**Texto mostrado**
Otra de las iniciativas para destacar fue la puesta en funcionamiento, en el mes de septiembre, del Laboratorio de Serología Asistencial en el que investigadores, becarios y personal de apoyo a la investigación trabajan de manera incesante para procesar muestras (más de 17 mil hasta fines de diciembre) de modo tal de contribuir con el control de la transmisión del coronavirus en geriátricos, en personal de salud, y en otras instituciones. En esta línea, nuestra fundación y el PAMI, firmaron un convenio para cuidar a su personal con el fin de garantizar una asistencia médica integral a las personas mayores en el contexto de la pandemia.

También nos alegra comunicar que nuestra fundación colaboró en las fases iniciales del suero equino anti Covid-19 (proyecto liderado por Inmunova y aprobado por ANMAT)  que demostró ser seguro y evidenció beneficio clínico en pacientes adultos con enfermedad moderada a severa.

Otros grupos de investigación de nuestra institución también se han embarcado en proyectos cuyo objetivo es generar herramientas para prevenir o diagnosticar Covid-19.  Los resultados que han obtenido son promisorios y esperamos contar pronto buenas noticias respecto a estos desarrollos.

Datos de reconocimiento de la estructura del documento
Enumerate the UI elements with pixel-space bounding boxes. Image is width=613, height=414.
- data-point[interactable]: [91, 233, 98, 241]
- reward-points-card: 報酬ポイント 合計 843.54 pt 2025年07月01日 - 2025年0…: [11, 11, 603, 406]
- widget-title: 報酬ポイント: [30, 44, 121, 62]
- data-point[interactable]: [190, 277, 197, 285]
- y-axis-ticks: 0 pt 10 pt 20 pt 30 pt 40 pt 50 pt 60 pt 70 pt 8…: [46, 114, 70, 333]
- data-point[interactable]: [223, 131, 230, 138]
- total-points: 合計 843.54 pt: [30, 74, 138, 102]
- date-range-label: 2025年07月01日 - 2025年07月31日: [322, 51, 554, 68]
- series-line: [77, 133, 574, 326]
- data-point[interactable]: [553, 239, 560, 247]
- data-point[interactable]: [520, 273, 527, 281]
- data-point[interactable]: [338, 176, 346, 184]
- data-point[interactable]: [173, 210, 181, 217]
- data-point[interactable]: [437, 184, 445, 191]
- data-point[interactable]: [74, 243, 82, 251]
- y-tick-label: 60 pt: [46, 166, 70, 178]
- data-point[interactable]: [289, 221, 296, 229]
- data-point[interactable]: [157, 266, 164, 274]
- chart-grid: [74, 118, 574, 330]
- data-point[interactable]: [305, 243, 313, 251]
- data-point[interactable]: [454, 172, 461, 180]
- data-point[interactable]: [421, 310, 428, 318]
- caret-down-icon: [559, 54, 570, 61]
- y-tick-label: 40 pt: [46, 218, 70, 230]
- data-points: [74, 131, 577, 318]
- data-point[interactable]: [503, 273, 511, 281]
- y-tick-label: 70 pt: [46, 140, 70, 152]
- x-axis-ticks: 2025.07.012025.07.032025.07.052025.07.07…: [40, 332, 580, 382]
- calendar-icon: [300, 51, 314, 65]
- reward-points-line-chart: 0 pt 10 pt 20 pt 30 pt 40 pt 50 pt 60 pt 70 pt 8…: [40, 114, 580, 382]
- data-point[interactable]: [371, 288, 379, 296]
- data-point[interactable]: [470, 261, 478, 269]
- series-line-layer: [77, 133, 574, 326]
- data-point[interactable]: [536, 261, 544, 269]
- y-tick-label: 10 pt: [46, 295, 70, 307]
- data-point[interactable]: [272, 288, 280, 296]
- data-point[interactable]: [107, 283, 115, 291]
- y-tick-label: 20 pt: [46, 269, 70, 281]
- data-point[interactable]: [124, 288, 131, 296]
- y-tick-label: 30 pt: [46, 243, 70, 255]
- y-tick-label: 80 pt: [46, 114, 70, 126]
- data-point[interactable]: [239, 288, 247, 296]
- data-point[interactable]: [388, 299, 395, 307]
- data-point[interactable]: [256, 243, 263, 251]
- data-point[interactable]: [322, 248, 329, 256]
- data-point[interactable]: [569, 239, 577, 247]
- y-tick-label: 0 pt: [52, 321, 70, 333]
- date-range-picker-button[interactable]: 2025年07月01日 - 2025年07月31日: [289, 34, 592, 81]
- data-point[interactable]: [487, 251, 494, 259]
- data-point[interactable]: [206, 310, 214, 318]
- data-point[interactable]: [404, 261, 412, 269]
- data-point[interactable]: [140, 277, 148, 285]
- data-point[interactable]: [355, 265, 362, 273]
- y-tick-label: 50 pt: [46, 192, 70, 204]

**Tarea**
¿Puedes continuar el texto sobre la labor de la fundación frente al Covid-19 a partir de su última oración?

**Resultado**
Este año también fue muy especial porque se cumplió el 50º aniversario de la entrega del premio Nobel de Química a Luis Federico Leloir, quien fundó y dirigió nuestra institución por más de cuatro décadas. Leloir dejó un instituto en marcha con visión de futuro en sus líneas de investigación y con vocación de brindarse para resolver problemas de la sociedad, como bien lo demostraron las herramientas desarrolladas por científicos de nuestra institución para mitigar la pandemia.

Hay que destacar que, a pesar de las dificultades, los laboratorios también avanzaron de diferentes maneras con sus proyectos y actividades académicas. Entre ellas, concretaron el último paso de toda investigación como es la publicación científica.  Se publicaron los hallazgos de 85 estudios muy relevantes sobre cáncer, neurociencias, enfermedades infecciosas y biología vegetal en revistas de gran prestigio internacional.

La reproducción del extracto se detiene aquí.